# Aim of the exercise
In the statin therapy text below, copy the stretch from "There was greater" through "6 of 15 for the placebo group.", swapping "placebo group" for "control group" wherever it occurs.

There was greater reduction in hsCRP and oxLDL, as would be expected for the ATV group. A total of 9 of 15 patients had a decrease in hsCRP in the ATV group, and 5 of 15 for the placebo group. A total of 9 of 15 patients also had a decrease in oxLDL, as compared with 6 of 15 for the placebo group.
Studies evaluating statin therapy in left ventricular dysfunction have shown benefit (1–7). The current study, which investigated the use of high-dose statin therapy in a patient population with modest LDL levels and no other indication for statin therapy, showed neutral effects on surrogate markers of heart failure. A significant decrease in LDL was found, and there was an appropriate trend in hsCRP reduction. However, no clear benefit was seen after the administration of 80 mg ATV in this cohort of patients. Conversely, no detrimental effects were observed after aggressive lipid-lowering therapy and resultant low LDL concentrations.
Our findings were unexpected based on previous studies (6,7,12). One explanation may be the patient population that ended up completing the study. Our patient population was young with a relatively high blood pressure for heart failure patients and a mean LDL of 114 mg/dl. In addition, 9 of 15 patients had a BNP <200 fmol/ml and 8 of 15 patients had an hsCRP <2.6 mg/ml. In addition, the baseline values for a number of our surrogate markers seem to be lower compared with other studies in the literature (13,14). In fact, these markers for the most part were in the range that according to the assay’s manufacturer were considered normal. These findings, taken together, suggest a relatively healthy patient group. In relatively healthy patients already on therapies known to reduce morbidity and mortality, it is unlikely for additional therapy to show large changes in surrogate markers, especially for markers that are already in a normal range.

# Given entries
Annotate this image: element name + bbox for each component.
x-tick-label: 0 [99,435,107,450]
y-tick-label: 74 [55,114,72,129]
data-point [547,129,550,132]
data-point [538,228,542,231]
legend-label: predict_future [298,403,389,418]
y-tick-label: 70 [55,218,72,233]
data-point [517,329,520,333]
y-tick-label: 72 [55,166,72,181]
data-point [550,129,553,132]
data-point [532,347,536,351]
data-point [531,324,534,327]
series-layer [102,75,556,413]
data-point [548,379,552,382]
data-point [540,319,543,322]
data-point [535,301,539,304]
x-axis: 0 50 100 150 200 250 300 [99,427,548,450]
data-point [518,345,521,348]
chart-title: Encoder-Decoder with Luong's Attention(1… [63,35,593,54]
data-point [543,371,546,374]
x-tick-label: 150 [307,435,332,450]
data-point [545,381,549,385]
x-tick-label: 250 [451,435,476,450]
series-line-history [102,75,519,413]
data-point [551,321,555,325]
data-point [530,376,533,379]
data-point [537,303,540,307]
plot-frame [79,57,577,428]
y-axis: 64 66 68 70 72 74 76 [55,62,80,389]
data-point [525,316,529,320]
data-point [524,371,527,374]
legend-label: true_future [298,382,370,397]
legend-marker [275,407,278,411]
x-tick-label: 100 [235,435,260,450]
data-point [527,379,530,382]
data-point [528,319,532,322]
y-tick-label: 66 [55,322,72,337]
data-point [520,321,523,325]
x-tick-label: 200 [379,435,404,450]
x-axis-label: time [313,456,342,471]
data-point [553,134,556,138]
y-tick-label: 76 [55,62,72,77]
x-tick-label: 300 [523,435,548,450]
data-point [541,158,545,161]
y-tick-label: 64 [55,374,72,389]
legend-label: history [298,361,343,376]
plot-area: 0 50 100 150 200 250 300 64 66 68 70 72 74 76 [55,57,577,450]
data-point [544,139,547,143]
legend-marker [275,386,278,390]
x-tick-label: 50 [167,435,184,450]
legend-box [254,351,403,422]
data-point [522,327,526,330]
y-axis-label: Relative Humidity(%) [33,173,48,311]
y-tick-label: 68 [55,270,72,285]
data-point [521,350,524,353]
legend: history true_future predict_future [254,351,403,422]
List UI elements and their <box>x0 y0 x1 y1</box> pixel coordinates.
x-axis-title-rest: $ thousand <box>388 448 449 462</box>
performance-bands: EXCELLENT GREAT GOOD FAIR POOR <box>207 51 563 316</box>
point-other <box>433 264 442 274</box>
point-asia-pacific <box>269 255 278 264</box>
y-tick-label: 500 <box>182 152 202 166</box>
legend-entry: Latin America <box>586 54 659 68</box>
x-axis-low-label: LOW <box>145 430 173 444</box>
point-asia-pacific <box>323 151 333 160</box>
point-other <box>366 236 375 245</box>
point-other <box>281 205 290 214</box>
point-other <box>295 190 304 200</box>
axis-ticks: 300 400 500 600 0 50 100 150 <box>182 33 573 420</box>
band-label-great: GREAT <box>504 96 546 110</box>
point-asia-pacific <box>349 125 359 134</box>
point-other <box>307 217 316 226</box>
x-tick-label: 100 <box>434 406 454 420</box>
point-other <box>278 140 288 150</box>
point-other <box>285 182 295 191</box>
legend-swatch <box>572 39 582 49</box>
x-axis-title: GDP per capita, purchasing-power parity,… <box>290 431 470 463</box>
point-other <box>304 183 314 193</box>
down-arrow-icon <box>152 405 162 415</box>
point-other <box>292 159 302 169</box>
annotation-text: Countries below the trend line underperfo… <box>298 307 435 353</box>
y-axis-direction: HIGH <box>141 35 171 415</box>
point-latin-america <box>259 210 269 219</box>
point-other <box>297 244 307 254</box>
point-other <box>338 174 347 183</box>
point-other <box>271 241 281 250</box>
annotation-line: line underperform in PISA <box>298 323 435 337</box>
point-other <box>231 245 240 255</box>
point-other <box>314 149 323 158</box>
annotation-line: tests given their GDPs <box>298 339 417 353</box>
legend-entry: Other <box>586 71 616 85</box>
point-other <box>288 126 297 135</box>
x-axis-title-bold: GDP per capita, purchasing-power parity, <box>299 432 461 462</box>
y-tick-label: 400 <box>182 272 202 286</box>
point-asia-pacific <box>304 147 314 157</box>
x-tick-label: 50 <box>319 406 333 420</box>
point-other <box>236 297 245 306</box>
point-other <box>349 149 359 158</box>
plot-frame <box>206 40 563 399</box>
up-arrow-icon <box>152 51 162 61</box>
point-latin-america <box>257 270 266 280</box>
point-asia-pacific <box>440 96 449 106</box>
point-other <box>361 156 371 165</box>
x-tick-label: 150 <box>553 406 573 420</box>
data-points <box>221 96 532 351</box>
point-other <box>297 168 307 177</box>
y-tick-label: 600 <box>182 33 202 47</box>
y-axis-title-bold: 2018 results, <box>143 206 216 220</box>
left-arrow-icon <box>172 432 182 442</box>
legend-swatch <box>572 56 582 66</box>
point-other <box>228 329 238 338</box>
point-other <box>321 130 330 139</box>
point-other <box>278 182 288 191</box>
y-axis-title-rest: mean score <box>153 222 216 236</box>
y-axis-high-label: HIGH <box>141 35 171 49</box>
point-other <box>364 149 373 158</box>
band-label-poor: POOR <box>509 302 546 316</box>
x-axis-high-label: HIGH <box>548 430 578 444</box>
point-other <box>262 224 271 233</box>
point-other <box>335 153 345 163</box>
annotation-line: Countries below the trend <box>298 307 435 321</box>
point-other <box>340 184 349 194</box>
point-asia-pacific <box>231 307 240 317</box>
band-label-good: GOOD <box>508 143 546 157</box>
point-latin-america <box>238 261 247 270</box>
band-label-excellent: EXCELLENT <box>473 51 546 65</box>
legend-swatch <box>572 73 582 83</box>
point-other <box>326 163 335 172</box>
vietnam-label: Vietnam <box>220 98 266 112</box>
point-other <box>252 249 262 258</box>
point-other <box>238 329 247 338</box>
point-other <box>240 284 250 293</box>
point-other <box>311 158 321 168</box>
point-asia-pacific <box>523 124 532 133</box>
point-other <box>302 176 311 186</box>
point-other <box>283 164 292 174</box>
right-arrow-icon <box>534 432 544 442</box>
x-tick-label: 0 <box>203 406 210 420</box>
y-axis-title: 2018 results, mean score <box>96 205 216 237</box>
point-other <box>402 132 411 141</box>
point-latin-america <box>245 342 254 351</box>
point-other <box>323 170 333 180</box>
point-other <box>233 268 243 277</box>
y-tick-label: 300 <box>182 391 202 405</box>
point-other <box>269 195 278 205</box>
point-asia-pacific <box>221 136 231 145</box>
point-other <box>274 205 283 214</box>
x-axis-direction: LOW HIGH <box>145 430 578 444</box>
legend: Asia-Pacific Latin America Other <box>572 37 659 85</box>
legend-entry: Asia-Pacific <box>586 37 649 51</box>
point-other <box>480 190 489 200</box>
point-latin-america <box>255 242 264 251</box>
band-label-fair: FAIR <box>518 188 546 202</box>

# Solved problem
There was greater reduction in hsCRP and oxLDL, as would be expected for the ATV group. A total of 9 of 15 patients had a decrease in hsCRP in the ATV group, and 5 of 15 for the control group. A total of 9 of 15 patients also had a decrease in oxLDL, as compared with 6 of 15 for the control group.